[Begin Input for this task]
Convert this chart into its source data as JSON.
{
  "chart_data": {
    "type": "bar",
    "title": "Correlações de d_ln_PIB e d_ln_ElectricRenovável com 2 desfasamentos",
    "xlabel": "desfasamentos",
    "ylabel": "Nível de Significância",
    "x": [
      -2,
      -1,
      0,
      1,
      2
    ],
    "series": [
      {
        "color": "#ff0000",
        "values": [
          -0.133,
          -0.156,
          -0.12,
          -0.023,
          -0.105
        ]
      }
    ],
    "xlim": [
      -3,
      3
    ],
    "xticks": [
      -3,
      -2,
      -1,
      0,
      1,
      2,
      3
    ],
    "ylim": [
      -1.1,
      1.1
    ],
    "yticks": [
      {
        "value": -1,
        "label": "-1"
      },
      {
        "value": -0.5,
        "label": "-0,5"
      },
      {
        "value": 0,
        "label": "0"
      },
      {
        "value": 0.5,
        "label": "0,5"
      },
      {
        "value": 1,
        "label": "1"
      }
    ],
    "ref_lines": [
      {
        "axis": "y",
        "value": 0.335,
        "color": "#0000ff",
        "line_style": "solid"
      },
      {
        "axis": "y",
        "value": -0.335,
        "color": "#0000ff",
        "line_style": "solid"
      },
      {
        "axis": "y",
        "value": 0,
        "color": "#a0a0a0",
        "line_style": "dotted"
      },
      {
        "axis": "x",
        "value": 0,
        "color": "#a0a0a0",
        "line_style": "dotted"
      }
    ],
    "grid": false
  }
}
[End Input for this task]
> **Exercise objective**
Please repeat the listing exactly, with nothing left out.

> **Output for this exercise**
Convert this chart into its source data as JSON.
{
  "chart_data": {
    "type": "bar",
    "title": "Correlações de d_ln_PIB e d_ln_ElectricRenovável com 2 desfasamentos",
    "xlabel": "desfasamentos",
    "ylabel": "Nível de Significância",
    "x": [
      -2,
      -1,
      0,
      1,
      2
    ],
    "series": [
      {
        "color": "#ff0000",
        "values": [
          -0.133,
          -0.156,
          -0.12,
          -0.023,
          -0.105
        ]
      }
    ],
    "xlim": [
      -3,
      3
    ],
    "xticks": [
      -3,
      -2,
      -1,
      0,
      1,
      2,
      3
    ],
    "ylim": [
      -1.1,
      1.1
    ],
    "yticks": [
      {
        "value": -1,
        "label": "-1"
      },
      {
        "value": -0.5,
        "label": "-0,5"
      },
      {
        "value": 0,
        "label": "0"
      },
      {
        "value": 0.5,
        "label": "0,5"
      },
      {
        "value": 1,
        "label": "1"
      }
    ],
    "ref_lines": [
      {
        "axis": "y",
        "value": 0.335,
        "color": "#0000ff",
        "line_style": "solid"
      },
      {
        "axis": "y",
        "value": -0.335,
        "color": "#0000ff",
        "line_style": "solid"
      },
      {
        "axis": "y",
        "value": 0,
        "color": "#a0a0a0",
        "line_style": "dotted"
      },
      {
        "axis": "x",
        "value": 0,
        "color": "#a0a0a0",
        "line_style": "dotted"
      }
    ],
    "grid": false
  }
}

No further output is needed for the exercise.